Data tied to figure images:
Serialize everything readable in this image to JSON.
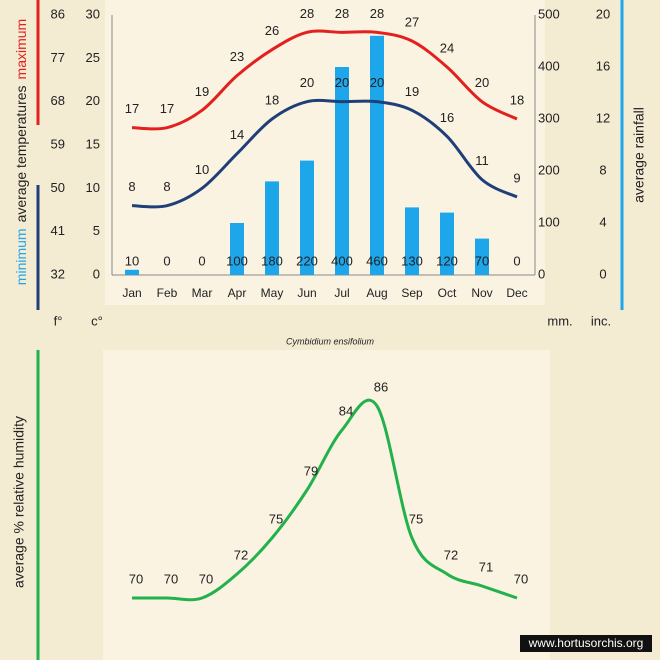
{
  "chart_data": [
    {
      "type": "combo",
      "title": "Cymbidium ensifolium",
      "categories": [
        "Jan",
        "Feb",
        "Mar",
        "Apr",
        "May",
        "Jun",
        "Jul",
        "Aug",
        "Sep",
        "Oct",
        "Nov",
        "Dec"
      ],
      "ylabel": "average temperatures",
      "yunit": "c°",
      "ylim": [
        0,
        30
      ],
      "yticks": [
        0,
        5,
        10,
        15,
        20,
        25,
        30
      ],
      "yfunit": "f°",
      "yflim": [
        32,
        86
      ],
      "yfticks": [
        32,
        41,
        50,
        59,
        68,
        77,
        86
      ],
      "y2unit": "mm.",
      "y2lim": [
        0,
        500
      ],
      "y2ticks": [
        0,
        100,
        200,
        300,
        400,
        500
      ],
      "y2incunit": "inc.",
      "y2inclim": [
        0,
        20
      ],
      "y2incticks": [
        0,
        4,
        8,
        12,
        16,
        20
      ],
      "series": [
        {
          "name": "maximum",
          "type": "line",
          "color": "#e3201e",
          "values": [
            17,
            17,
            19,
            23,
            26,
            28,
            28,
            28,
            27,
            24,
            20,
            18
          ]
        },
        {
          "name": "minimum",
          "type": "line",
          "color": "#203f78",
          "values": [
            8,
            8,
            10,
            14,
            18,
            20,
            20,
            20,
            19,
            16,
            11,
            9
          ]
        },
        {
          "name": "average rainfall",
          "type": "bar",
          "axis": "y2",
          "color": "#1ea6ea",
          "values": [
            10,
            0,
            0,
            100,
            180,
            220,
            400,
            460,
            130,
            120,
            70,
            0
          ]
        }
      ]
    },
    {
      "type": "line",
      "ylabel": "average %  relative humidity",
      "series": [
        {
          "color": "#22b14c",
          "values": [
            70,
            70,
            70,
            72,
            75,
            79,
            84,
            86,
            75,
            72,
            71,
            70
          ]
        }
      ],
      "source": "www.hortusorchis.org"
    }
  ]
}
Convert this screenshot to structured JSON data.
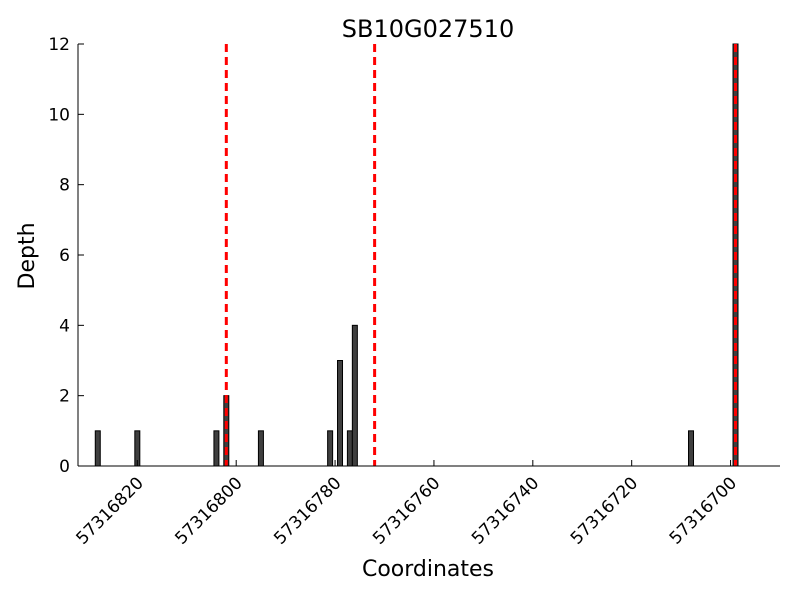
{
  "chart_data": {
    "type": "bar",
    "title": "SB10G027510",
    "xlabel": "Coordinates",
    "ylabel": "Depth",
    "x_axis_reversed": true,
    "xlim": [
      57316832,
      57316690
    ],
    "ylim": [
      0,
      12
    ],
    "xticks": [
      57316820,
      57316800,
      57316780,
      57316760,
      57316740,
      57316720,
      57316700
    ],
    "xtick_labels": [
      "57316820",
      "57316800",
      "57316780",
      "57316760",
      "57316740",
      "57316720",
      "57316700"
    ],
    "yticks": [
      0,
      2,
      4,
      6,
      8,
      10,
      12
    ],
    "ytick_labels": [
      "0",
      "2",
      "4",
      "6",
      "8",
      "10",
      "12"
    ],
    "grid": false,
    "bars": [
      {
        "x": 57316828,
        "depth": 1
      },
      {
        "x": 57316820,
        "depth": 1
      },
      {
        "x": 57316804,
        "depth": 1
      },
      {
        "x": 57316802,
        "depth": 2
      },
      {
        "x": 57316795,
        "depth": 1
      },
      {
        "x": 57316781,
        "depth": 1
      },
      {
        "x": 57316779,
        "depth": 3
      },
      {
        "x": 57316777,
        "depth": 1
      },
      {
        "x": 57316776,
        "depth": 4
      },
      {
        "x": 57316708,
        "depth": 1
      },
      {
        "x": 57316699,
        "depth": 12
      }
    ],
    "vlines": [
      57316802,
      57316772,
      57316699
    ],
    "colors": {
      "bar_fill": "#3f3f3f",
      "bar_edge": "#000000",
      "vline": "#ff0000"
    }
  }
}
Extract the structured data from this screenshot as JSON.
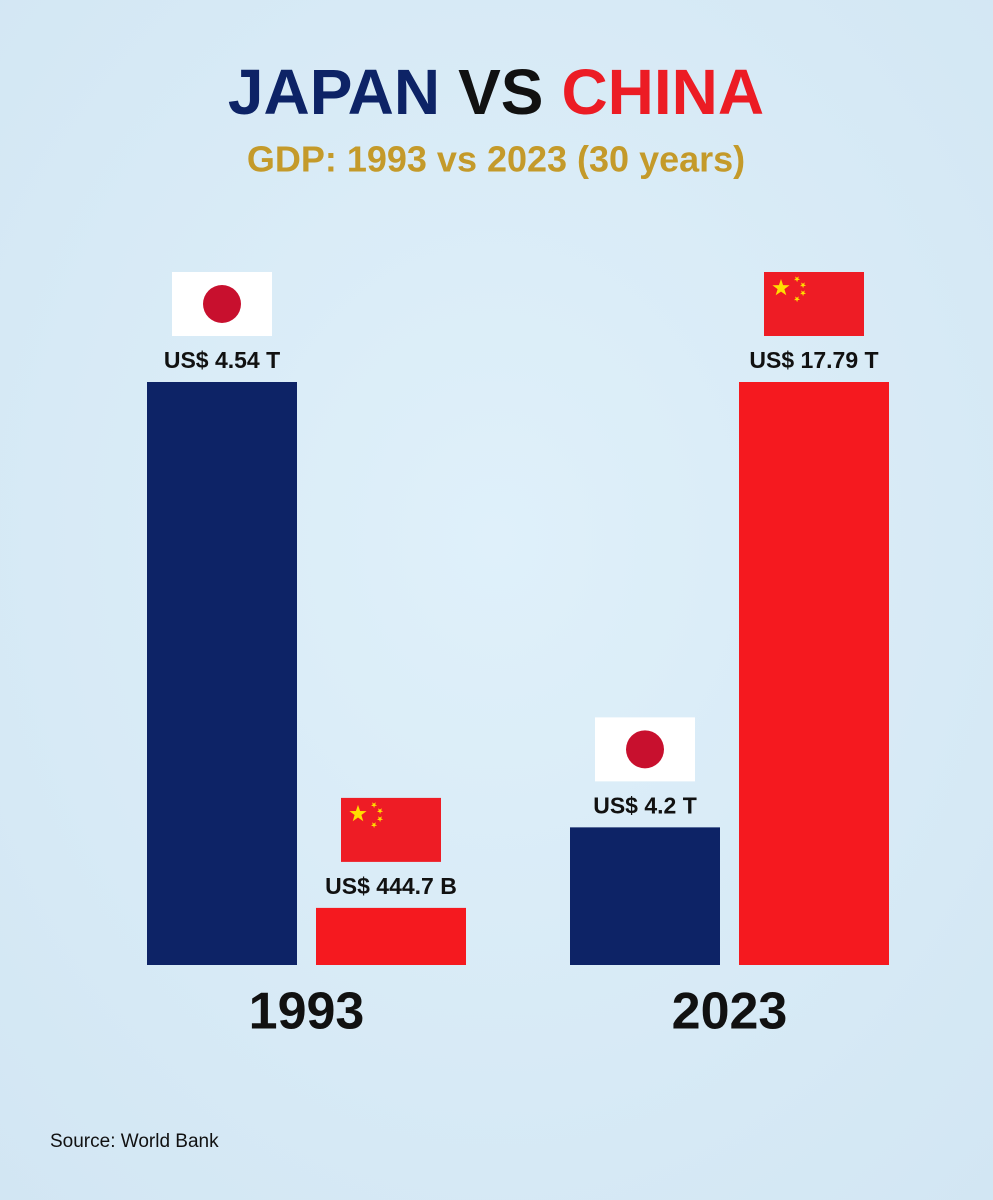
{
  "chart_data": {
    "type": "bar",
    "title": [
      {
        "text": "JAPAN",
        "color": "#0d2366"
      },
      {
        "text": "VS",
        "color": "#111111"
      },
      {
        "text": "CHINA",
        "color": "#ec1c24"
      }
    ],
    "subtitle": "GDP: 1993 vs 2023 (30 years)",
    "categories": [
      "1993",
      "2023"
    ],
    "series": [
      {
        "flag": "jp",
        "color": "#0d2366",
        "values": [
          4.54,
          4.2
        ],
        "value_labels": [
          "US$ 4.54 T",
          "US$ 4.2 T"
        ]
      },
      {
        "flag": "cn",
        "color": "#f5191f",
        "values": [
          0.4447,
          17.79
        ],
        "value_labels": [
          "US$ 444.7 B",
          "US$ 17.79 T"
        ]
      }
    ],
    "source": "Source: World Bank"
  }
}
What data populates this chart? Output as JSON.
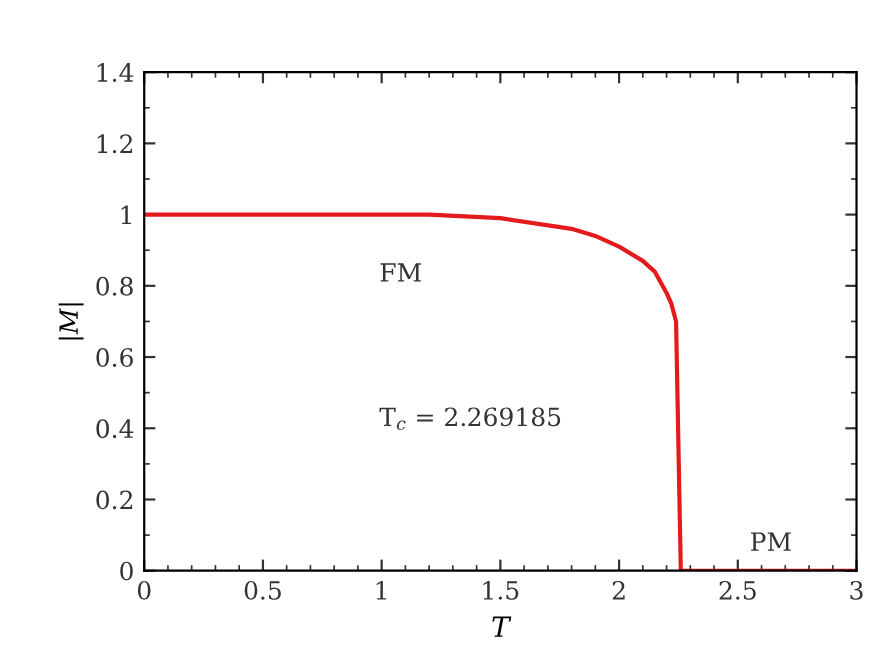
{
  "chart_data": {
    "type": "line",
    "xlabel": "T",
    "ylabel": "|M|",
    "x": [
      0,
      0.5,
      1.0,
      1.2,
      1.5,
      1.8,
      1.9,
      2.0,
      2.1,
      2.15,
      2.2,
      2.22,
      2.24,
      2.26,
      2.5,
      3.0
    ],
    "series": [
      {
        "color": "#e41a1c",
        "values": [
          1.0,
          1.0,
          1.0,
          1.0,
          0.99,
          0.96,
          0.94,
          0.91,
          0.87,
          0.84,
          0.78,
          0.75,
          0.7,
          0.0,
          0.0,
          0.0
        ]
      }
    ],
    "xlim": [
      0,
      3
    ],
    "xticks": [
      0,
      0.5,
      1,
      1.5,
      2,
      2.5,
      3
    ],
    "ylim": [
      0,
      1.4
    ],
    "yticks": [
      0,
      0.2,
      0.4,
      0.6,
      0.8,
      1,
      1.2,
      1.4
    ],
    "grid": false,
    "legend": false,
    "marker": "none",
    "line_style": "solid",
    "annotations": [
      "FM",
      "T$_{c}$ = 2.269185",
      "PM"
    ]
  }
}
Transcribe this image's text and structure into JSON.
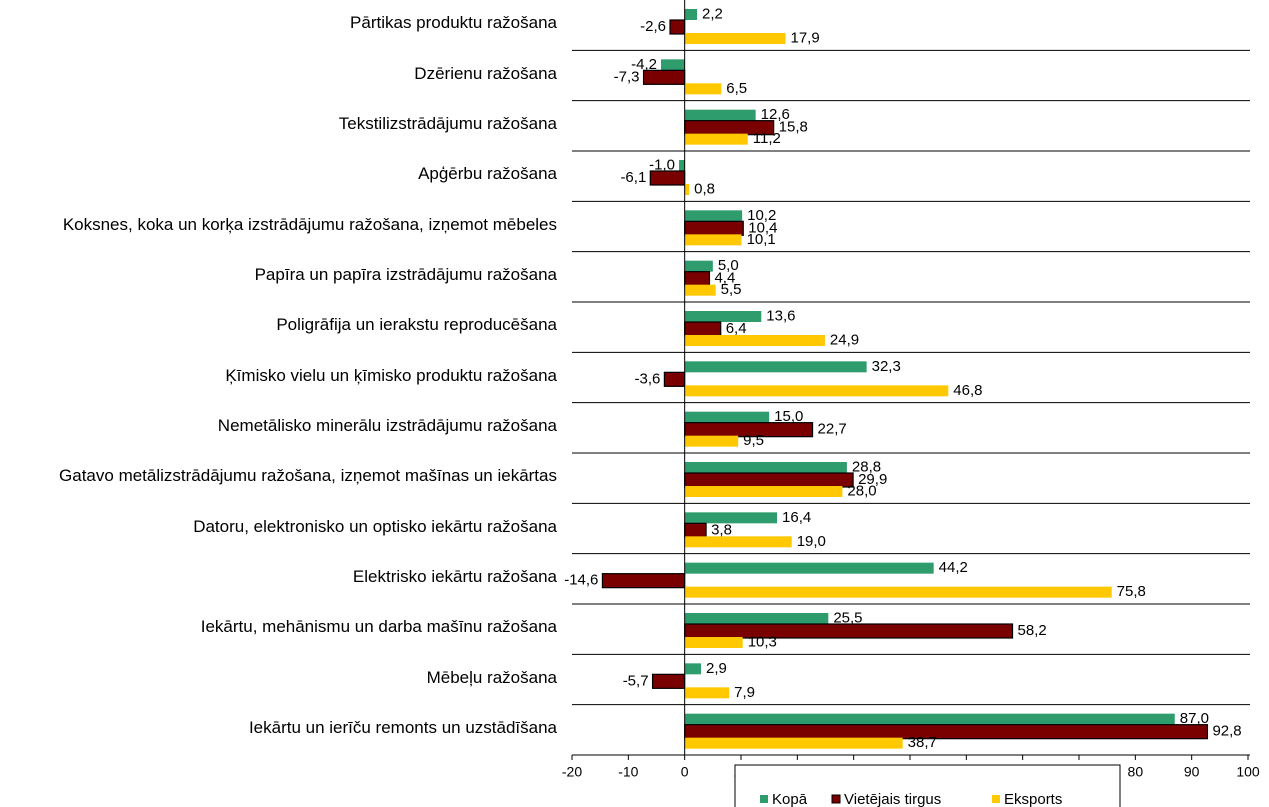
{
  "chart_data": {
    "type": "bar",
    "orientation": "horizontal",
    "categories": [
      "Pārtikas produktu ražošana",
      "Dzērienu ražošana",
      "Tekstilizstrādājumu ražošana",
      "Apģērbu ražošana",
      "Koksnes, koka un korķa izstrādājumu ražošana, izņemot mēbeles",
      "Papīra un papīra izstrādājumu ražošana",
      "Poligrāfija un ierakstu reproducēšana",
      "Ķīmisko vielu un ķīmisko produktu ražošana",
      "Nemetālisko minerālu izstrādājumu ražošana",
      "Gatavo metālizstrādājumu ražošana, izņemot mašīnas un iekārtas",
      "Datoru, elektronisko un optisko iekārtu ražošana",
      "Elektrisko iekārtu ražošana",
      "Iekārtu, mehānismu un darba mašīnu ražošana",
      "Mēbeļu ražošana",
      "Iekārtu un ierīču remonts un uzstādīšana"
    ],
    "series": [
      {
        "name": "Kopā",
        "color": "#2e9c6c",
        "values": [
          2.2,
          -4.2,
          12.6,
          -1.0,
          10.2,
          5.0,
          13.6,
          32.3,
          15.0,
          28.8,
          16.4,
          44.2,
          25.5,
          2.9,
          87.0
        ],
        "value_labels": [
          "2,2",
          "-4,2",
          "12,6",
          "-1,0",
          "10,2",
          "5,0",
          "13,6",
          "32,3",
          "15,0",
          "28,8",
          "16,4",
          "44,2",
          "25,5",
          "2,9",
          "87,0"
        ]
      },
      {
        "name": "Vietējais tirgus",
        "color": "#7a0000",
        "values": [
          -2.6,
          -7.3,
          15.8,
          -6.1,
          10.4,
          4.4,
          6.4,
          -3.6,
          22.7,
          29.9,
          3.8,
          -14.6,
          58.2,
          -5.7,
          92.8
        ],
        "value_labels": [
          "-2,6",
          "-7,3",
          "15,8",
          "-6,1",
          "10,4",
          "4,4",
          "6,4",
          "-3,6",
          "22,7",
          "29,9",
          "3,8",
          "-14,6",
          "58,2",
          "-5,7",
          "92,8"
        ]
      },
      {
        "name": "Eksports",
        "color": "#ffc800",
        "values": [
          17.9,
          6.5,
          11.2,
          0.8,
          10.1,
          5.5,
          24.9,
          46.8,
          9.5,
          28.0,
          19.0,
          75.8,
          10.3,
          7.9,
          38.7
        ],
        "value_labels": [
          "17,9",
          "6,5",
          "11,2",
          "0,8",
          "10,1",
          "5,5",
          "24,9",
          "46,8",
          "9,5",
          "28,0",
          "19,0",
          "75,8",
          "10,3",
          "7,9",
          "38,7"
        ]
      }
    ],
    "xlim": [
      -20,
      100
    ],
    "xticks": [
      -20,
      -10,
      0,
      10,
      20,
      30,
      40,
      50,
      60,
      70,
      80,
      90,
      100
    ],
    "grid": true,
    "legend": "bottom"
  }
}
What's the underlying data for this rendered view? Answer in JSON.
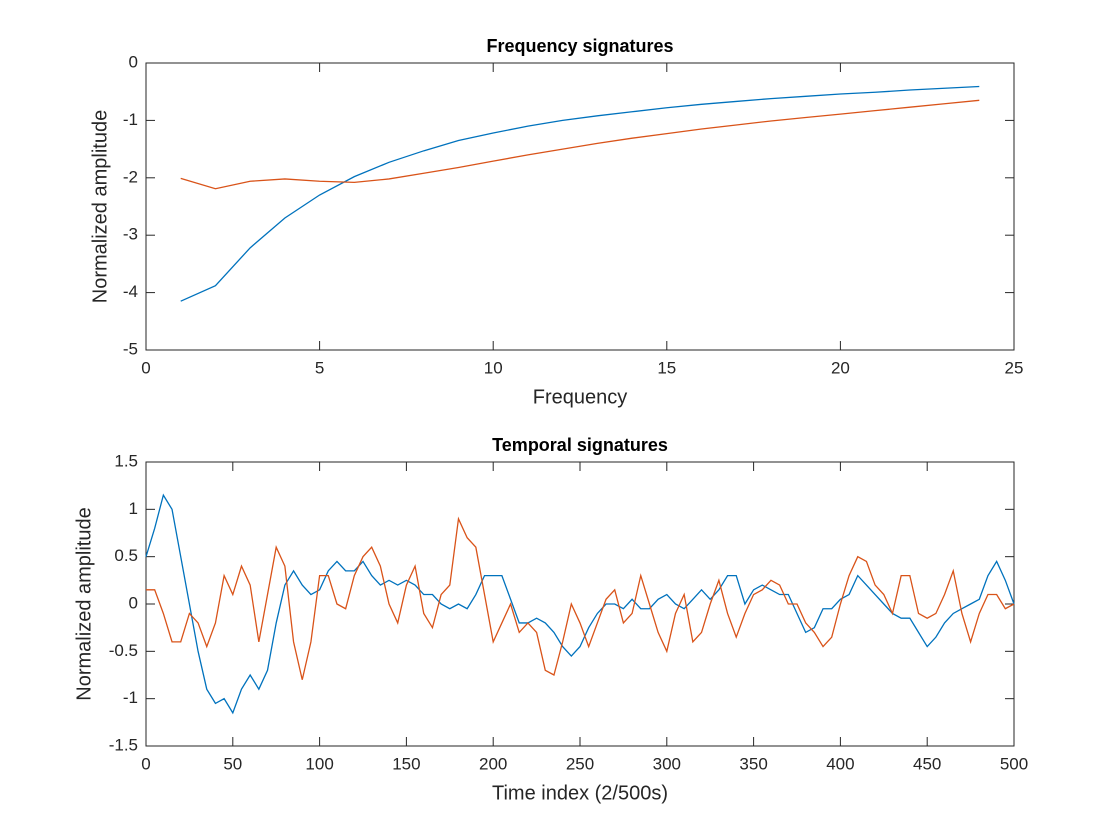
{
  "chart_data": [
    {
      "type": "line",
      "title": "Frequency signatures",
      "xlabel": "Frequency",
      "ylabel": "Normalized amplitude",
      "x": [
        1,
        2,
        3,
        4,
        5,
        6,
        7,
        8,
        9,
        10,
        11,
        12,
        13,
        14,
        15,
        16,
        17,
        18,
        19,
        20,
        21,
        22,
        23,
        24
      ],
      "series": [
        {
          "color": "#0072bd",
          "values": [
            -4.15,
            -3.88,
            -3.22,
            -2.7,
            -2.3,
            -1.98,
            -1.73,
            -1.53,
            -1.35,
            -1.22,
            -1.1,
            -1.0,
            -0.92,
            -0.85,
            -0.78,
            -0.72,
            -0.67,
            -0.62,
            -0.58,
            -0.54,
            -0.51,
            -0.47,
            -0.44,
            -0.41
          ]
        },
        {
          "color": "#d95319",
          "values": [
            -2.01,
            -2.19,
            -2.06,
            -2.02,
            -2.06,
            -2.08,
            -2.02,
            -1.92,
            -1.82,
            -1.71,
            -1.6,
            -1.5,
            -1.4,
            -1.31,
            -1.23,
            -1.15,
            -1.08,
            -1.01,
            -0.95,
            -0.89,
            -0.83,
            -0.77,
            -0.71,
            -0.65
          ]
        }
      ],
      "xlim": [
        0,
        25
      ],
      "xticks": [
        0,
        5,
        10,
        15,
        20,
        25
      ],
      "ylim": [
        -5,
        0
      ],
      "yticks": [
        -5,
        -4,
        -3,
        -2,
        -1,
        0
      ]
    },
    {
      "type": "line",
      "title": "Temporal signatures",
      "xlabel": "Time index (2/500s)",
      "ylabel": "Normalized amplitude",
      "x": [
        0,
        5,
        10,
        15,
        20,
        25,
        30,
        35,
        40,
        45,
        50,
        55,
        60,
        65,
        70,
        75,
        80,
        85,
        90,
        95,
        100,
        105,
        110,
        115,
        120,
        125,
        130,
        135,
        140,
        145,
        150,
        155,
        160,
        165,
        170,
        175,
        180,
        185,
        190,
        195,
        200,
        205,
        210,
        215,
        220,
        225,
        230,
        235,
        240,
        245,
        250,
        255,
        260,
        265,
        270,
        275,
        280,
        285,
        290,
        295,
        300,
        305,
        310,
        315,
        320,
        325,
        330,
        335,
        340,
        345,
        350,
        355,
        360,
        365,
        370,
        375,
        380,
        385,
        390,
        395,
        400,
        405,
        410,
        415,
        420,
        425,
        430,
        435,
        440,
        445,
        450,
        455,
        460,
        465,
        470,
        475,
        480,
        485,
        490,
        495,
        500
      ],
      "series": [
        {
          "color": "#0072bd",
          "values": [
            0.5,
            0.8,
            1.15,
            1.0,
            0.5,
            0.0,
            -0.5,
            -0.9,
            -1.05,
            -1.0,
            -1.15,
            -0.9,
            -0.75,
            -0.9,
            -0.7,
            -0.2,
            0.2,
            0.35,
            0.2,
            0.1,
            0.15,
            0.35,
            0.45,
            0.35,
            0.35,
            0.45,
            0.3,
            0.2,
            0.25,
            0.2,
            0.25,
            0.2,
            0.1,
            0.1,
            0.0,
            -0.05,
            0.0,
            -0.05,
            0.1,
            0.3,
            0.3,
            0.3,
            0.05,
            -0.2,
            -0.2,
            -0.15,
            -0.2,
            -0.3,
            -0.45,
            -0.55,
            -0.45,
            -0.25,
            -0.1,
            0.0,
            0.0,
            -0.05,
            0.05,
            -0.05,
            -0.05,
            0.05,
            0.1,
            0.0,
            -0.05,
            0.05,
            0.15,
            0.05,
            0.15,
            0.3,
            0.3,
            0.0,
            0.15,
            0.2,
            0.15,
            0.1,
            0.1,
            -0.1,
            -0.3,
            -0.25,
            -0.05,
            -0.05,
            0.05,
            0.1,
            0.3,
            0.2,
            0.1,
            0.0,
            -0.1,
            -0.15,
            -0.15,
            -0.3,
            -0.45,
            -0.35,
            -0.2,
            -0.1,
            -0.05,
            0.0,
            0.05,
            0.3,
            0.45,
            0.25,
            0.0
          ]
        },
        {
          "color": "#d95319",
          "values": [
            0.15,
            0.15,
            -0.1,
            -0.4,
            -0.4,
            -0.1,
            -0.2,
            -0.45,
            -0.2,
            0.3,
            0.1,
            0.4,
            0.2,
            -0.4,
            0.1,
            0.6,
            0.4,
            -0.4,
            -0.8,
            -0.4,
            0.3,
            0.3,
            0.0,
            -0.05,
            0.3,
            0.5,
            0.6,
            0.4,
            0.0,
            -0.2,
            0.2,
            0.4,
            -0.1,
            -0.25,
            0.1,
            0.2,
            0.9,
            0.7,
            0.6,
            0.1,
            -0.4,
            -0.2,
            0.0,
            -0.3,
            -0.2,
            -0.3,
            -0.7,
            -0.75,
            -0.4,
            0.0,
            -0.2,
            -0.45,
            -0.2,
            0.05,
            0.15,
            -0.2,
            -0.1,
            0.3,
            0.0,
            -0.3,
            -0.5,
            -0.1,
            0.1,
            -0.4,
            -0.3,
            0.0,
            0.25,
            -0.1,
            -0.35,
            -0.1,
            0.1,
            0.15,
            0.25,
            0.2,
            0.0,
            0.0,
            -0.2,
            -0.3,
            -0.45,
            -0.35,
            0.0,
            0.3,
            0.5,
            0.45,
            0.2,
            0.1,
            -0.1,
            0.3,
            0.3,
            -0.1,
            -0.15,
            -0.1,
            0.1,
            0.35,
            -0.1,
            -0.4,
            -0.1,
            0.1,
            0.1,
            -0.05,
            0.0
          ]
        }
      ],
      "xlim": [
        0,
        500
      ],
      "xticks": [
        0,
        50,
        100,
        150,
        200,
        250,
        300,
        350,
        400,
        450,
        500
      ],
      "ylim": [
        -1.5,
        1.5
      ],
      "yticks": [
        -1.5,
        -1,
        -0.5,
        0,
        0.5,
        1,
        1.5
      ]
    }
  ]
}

◆ **The task**
Check every line of the records above for the string "produktu" and say how many contain it, giving the number alone.

◆ **Final result**
2